| Requirement |
Determine the number of lines in the listing below where the string "Большая" occurs; answer with the number alone.

| Dataset items |
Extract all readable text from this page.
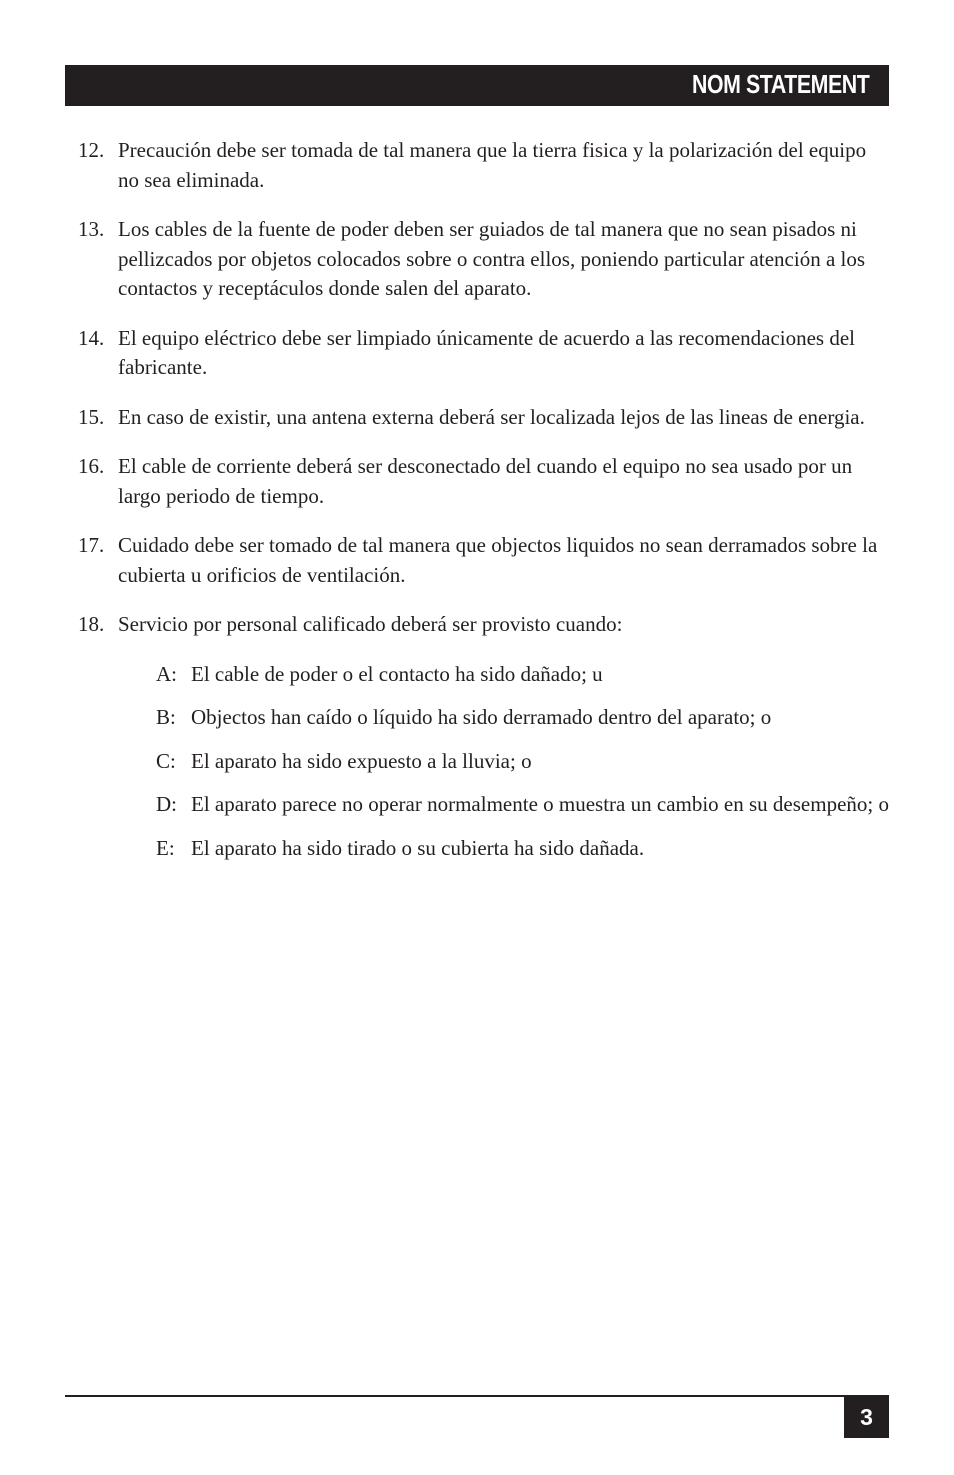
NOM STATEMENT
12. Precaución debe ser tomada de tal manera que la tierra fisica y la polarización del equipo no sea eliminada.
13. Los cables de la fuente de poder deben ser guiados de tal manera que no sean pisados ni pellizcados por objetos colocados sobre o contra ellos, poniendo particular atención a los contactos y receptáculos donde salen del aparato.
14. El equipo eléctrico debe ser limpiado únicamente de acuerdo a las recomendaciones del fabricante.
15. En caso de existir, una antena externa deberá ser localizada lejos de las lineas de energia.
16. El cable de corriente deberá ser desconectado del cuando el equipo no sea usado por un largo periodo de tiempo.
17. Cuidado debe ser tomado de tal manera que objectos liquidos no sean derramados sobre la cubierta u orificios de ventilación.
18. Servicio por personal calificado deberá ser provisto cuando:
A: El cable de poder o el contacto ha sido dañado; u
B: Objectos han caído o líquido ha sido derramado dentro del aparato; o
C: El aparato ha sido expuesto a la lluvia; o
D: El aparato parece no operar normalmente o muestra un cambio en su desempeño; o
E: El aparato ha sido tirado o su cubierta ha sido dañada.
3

==

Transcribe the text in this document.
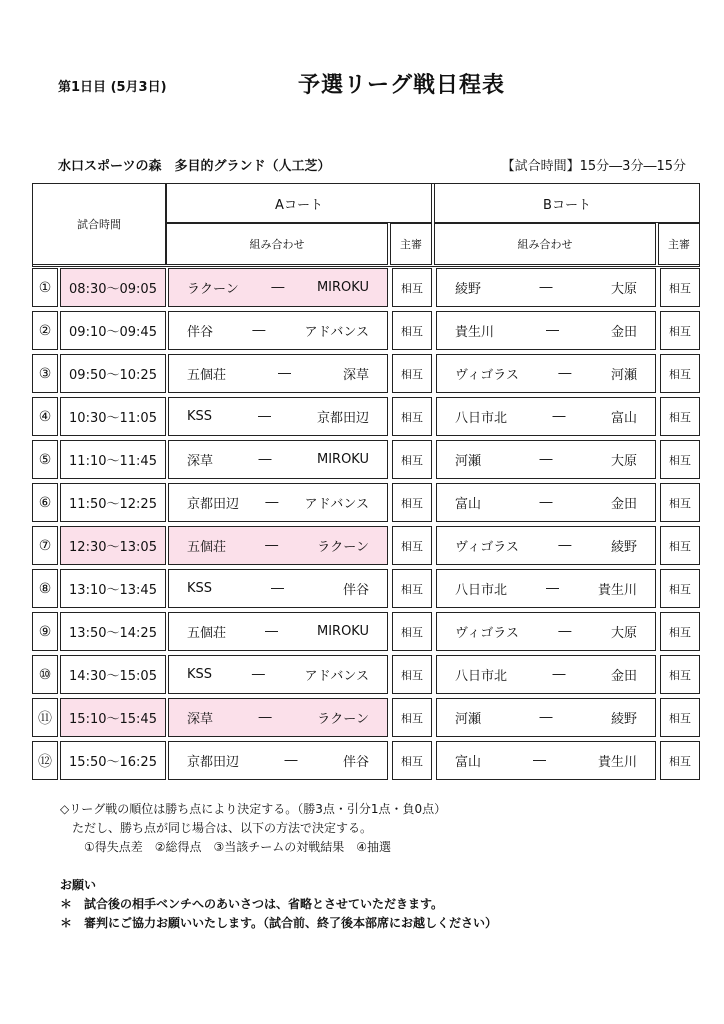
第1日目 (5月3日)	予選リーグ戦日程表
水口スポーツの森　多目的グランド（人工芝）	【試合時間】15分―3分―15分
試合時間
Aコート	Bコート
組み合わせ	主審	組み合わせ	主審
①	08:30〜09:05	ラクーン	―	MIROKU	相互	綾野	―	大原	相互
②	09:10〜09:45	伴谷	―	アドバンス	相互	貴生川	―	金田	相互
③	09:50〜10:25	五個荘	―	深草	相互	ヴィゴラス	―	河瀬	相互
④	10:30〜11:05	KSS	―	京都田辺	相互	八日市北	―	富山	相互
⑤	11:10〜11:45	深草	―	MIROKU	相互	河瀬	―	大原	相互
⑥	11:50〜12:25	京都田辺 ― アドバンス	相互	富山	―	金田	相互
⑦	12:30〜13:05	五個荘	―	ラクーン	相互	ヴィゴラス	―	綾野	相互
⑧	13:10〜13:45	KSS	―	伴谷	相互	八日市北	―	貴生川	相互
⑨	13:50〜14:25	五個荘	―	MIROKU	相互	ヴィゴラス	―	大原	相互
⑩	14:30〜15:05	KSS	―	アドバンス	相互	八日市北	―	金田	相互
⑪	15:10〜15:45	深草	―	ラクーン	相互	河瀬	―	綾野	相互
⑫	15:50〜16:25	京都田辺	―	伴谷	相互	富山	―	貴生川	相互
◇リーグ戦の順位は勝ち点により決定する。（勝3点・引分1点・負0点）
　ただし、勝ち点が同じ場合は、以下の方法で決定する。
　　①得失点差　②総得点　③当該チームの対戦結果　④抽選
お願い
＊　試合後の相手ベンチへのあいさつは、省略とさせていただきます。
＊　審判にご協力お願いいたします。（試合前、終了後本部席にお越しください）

--

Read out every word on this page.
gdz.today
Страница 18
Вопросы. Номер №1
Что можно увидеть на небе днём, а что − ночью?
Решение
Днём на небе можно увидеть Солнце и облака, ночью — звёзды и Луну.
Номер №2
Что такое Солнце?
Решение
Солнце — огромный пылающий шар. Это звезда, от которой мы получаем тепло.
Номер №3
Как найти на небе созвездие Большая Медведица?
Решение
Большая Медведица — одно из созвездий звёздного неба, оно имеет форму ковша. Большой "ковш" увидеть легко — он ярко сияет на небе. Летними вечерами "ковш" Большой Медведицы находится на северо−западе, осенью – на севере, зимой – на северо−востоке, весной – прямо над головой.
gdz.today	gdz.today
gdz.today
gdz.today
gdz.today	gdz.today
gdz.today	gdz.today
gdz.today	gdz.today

| Response to the task |
2